_STATED PROBLEM_
Can you write out all the lines word for word, with no pictures?

----------

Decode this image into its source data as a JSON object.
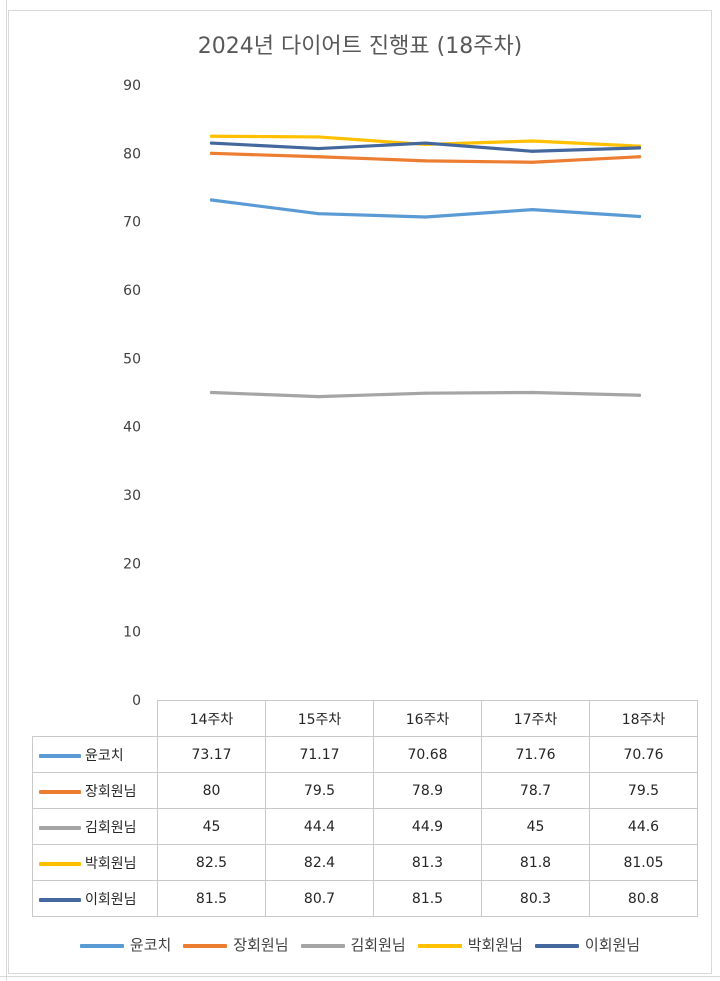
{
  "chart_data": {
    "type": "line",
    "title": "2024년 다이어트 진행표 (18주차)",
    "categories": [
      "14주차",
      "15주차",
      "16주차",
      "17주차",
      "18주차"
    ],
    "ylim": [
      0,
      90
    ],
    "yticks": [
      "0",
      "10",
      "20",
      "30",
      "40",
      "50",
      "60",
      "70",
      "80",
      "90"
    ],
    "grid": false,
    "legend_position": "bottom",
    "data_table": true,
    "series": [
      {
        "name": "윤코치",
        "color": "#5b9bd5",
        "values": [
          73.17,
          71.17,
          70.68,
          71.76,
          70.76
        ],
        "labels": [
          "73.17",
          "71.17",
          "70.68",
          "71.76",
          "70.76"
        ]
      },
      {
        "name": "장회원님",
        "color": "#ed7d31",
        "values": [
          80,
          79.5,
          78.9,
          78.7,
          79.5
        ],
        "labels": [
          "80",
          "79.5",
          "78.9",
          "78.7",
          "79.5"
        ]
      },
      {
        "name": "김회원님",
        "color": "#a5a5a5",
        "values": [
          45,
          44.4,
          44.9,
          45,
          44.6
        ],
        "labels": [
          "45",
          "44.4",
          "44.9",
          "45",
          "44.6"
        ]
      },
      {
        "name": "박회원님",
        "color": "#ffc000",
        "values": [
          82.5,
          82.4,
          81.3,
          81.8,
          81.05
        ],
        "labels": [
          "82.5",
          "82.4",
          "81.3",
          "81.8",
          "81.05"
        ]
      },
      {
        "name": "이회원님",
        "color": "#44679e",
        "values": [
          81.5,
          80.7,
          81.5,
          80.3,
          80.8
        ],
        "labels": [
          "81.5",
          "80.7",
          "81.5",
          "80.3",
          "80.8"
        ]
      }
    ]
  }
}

----------

_FINAL ANSWER_
Decode this image into its source data as a JSON object.
{
  "chart_data": {
    "type": "line",
    "title": "2024년 다이어트 진행표 (18주차)",
    "categories": [
      "14주차",
      "15주차",
      "16주차",
      "17주차",
      "18주차"
    ],
    "ylim": [
      0,
      90
    ],
    "yticks": [
      "0",
      "10",
      "20",
      "30",
      "40",
      "50",
      "60",
      "70",
      "80",
      "90"
    ],
    "grid": false,
    "legend_position": "bottom",
    "data_table": true,
    "series": [
      {
        "name": "윤코치",
        "color": "#5b9bd5",
        "values": [
          73.17,
          71.17,
          70.68,
          71.76,
          70.76
        ],
        "labels": [
          "73.17",
          "71.17",
          "70.68",
          "71.76",
          "70.76"
        ]
      },
      {
        "name": "장회원님",
        "color": "#ed7d31",
        "values": [
          80,
          79.5,
          78.9,
          78.7,
          79.5
        ],
        "labels": [
          "80",
          "79.5",
          "78.9",
          "78.7",
          "79.5"
        ]
      },
      {
        "name": "김회원님",
        "color": "#a5a5a5",
        "values": [
          45,
          44.4,
          44.9,
          45,
          44.6
        ],
        "labels": [
          "45",
          "44.4",
          "44.9",
          "45",
          "44.6"
        ]
      },
      {
        "name": "박회원님",
        "color": "#ffc000",
        "values": [
          82.5,
          82.4,
          81.3,
          81.8,
          81.05
        ],
        "labels": [
          "82.5",
          "82.4",
          "81.3",
          "81.8",
          "81.05"
        ]
      },
      {
        "name": "이회원님",
        "color": "#44679e",
        "values": [
          81.5,
          80.7,
          81.5,
          80.3,
          80.8
        ],
        "labels": [
          "81.5",
          "80.7",
          "81.5",
          "80.3",
          "80.8"
        ]
      }
    ]
  }
}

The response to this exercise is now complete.